• WHAT IS EXPECTED: Collect every line that includes the string "Existing".

═════ PROVIDED RECORDS ═════

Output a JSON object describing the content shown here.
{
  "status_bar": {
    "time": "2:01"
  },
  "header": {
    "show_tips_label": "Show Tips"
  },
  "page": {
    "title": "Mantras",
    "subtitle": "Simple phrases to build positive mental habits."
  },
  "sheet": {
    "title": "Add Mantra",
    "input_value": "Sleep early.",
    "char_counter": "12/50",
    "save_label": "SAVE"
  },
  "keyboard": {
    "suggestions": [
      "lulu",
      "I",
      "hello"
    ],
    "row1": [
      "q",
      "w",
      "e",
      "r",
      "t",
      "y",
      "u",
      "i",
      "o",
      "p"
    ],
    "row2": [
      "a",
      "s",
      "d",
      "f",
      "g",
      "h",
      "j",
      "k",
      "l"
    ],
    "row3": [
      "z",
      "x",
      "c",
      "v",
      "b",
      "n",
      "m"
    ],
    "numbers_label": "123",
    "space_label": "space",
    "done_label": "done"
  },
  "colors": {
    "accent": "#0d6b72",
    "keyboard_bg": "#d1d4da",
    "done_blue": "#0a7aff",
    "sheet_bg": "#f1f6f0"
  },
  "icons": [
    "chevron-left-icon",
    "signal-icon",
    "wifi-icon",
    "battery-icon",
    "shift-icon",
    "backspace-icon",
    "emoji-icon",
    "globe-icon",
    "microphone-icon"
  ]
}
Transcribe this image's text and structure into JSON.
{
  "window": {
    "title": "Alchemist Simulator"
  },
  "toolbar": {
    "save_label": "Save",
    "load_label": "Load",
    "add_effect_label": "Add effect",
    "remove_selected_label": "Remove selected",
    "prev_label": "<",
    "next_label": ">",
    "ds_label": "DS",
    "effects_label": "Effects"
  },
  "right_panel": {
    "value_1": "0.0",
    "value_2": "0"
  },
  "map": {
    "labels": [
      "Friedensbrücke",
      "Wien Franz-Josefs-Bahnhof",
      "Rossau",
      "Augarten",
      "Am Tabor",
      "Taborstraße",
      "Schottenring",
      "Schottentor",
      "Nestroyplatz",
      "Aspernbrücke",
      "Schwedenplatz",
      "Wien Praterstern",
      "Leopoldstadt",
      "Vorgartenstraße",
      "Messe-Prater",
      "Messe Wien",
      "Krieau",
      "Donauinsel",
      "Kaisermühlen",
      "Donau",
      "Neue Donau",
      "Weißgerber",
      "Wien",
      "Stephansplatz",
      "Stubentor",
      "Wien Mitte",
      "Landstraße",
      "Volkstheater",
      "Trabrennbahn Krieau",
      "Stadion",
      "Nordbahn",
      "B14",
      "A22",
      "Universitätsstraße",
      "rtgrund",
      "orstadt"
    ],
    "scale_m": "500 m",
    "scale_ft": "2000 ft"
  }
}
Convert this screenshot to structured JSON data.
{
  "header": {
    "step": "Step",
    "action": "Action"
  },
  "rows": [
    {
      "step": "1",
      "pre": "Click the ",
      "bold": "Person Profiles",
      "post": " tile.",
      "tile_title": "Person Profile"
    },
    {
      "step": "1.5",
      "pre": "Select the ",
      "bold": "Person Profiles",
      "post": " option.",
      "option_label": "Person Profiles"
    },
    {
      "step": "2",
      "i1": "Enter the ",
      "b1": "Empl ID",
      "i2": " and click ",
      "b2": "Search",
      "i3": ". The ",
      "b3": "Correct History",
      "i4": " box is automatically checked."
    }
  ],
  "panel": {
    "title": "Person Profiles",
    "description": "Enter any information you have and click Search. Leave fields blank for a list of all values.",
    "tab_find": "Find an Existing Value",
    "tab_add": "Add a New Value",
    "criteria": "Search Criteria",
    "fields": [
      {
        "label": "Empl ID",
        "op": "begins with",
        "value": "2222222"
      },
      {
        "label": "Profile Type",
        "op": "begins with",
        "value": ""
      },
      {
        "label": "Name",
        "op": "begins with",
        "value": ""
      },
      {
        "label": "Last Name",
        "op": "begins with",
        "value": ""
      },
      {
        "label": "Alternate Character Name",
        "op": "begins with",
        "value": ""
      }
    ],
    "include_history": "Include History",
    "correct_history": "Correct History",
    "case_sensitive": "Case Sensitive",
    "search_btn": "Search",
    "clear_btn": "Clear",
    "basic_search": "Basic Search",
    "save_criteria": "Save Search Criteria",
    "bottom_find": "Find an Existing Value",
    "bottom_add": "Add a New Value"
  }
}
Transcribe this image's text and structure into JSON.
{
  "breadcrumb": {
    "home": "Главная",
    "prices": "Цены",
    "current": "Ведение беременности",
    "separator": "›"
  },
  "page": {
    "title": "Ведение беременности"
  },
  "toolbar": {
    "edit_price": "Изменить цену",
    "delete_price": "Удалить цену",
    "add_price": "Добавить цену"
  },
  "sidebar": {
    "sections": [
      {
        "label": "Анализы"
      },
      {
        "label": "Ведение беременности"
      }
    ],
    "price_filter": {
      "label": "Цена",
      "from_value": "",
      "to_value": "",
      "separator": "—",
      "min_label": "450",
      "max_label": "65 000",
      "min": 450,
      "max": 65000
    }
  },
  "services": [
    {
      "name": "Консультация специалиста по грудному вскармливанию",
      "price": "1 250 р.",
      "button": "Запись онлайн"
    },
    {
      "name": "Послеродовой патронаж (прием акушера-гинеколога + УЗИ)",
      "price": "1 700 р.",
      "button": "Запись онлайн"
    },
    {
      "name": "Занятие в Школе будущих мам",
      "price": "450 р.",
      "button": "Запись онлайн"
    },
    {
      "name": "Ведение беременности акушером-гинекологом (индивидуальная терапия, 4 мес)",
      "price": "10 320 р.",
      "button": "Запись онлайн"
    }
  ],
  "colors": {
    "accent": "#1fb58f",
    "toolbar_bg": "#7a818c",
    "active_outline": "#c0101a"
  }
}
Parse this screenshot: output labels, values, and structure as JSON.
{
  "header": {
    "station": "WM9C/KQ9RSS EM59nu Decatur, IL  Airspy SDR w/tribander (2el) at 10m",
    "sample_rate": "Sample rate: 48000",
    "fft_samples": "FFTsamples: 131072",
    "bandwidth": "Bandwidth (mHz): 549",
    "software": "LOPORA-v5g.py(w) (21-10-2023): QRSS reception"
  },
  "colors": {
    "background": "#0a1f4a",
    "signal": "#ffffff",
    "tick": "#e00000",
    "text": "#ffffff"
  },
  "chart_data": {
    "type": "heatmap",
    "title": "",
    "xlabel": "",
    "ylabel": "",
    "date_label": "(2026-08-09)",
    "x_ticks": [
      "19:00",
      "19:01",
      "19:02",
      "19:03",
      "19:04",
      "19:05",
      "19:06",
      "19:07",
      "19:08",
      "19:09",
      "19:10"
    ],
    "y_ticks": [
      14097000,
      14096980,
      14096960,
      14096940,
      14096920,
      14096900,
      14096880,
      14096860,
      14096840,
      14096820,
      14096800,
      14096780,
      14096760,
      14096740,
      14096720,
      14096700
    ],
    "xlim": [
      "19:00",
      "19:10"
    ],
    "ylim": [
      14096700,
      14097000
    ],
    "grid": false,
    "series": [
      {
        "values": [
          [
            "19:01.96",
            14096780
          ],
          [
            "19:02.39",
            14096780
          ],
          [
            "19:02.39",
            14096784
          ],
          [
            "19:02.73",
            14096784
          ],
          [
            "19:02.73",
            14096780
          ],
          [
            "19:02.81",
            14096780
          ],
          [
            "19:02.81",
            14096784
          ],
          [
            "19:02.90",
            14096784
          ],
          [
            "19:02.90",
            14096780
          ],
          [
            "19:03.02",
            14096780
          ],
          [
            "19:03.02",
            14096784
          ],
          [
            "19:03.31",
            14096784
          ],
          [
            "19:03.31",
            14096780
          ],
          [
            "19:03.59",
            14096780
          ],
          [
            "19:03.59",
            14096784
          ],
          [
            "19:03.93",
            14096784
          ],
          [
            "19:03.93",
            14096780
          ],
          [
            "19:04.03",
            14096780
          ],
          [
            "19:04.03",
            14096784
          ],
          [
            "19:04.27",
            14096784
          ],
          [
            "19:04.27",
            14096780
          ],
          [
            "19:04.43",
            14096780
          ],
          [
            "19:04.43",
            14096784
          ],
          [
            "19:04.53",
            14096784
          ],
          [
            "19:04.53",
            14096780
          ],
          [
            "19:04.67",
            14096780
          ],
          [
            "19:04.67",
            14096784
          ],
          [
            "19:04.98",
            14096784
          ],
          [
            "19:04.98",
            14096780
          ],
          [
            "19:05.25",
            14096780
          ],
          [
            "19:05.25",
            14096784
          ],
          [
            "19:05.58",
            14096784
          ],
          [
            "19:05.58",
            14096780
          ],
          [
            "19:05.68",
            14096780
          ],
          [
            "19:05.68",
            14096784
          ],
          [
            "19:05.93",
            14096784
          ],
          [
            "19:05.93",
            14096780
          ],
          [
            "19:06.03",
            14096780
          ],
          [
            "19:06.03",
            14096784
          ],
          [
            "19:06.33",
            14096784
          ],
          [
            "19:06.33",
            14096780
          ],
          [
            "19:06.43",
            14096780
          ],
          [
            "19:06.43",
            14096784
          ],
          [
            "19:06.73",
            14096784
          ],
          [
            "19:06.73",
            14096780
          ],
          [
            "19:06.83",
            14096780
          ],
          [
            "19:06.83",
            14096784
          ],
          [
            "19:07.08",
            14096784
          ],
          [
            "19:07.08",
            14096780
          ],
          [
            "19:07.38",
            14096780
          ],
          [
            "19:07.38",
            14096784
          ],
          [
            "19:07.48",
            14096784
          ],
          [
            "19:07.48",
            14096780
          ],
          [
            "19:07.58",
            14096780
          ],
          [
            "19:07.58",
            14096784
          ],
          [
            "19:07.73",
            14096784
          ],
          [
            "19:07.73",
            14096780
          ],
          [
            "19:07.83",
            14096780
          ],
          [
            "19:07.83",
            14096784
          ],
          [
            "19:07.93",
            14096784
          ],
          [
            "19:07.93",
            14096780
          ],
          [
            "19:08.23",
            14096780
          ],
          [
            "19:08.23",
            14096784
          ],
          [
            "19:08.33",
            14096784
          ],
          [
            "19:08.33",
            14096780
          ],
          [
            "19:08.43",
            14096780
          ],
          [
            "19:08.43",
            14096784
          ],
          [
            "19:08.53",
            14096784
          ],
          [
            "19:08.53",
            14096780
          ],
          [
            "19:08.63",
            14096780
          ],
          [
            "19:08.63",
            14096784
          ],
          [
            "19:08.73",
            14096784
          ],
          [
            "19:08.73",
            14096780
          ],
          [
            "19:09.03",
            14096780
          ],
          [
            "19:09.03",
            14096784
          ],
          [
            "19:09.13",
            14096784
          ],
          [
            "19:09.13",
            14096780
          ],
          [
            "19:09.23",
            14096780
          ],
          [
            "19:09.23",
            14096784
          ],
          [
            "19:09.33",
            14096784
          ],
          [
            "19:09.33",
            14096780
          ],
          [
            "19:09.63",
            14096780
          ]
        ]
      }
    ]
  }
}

═════

• SOLUTION FOR THIS TASK:
    "tab_find": "Find an Existing Value",
    "bottom_find": "Find an Existing Value",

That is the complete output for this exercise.